__Your task__. Copy each entry as it stands, leaving nothing out.

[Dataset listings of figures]
+===+
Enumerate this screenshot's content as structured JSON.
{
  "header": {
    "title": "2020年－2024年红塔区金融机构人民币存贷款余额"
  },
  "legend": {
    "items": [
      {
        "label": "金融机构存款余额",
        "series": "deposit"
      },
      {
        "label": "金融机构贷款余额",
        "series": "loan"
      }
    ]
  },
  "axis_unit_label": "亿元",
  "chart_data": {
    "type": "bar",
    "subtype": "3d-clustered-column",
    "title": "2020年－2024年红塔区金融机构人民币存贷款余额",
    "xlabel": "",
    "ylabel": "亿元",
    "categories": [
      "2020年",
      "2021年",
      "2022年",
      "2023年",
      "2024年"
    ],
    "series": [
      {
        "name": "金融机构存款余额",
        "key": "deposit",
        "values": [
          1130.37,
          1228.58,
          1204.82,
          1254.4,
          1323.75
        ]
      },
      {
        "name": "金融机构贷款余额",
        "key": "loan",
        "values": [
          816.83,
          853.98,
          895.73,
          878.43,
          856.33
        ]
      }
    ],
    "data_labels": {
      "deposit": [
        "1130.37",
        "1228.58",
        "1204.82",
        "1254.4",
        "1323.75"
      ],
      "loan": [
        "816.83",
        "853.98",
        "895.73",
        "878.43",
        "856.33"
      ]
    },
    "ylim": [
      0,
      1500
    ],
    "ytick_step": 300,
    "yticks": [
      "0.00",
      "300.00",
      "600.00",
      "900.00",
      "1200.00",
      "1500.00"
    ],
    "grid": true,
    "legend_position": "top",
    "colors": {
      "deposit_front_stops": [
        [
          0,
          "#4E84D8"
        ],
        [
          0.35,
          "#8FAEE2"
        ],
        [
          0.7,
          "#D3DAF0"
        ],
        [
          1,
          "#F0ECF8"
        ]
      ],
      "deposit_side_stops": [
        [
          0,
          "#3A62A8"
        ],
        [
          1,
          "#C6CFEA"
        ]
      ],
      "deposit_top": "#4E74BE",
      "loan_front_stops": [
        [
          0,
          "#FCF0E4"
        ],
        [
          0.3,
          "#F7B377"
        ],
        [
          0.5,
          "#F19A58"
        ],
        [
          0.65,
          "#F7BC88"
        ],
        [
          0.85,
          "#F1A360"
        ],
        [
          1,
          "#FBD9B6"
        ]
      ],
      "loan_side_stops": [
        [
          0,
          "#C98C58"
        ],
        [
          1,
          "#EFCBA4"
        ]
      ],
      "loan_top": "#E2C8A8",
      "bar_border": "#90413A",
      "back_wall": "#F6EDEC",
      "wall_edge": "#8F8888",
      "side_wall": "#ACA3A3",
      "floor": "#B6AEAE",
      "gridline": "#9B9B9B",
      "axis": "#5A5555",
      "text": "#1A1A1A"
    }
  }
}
+===+
__Finished task__.
Enumerate this screenshot's content as structured JSON.
{
  "header": {
    "title": "2020年－2024年红塔区金融机构人民币存贷款余额"
  },
  "legend": {
    "items": [
      {
        "label": "金融机构存款余额",
        "series": "deposit"
      },
      {
        "label": "金融机构贷款余额",
        "series": "loan"
      }
    ]
  },
  "axis_unit_label": "亿元",
  "chart_data": {
    "type": "bar",
    "subtype": "3d-clustered-column",
    "title": "2020年－2024年红塔区金融机构人民币存贷款余额",
    "xlabel": "",
    "ylabel": "亿元",
    "categories": [
      "2020年",
      "2021年",
      "2022年",
      "2023年",
      "2024年"
    ],
    "series": [
      {
        "name": "金融机构存款余额",
        "key": "deposit",
        "values": [
          1130.37,
          1228.58,
          1204.82,
          1254.4,
          1323.75
        ]
      },
      {
        "name": "金融机构贷款余额",
        "key": "loan",
        "values": [
          816.83,
          853.98,
          895.73,
          878.43,
          856.33
        ]
      }
    ],
    "data_labels": {
      "deposit": [
        "1130.37",
        "1228.58",
        "1204.82",
        "1254.4",
        "1323.75"
      ],
      "loan": [
        "816.83",
        "853.98",
        "895.73",
        "878.43",
        "856.33"
      ]
    },
    "ylim": [
      0,
      1500
    ],
    "ytick_step": 300,
    "yticks": [
      "0.00",
      "300.00",
      "600.00",
      "900.00",
      "1200.00",
      "1500.00"
    ],
    "grid": true,
    "legend_position": "top",
    "colors": {
      "deposit_front_stops": [
        [
          0,
          "#4E84D8"
        ],
        [
          0.35,
          "#8FAEE2"
        ],
        [
          0.7,
          "#D3DAF0"
        ],
        [
          1,
          "#F0ECF8"
        ]
      ],
      "deposit_side_stops": [
        [
          0,
          "#3A62A8"
        ],
        [
          1,
          "#C6CFEA"
        ]
      ],
      "deposit_top": "#4E74BE",
      "loan_front_stops": [
        [
          0,
          "#FCF0E4"
        ],
        [
          0.3,
          "#F7B377"
        ],
        [
          0.5,
          "#F19A58"
        ],
        [
          0.65,
          "#F7BC88"
        ],
        [
          0.85,
          "#F1A360"
        ],
        [
          1,
          "#FBD9B6"
        ]
      ],
      "loan_side_stops": [
        [
          0,
          "#C98C58"
        ],
        [
          1,
          "#EFCBA4"
        ]
      ],
      "loan_top": "#E2C8A8",
      "bar_border": "#90413A",
      "back_wall": "#F6EDEC",
      "wall_edge": "#8F8888",
      "side_wall": "#ACA3A3",
      "floor": "#B6AEAE",
      "gridline": "#9B9B9B",
      "axis": "#5A5555",
      "text": "#1A1A1A"
    }
  }
}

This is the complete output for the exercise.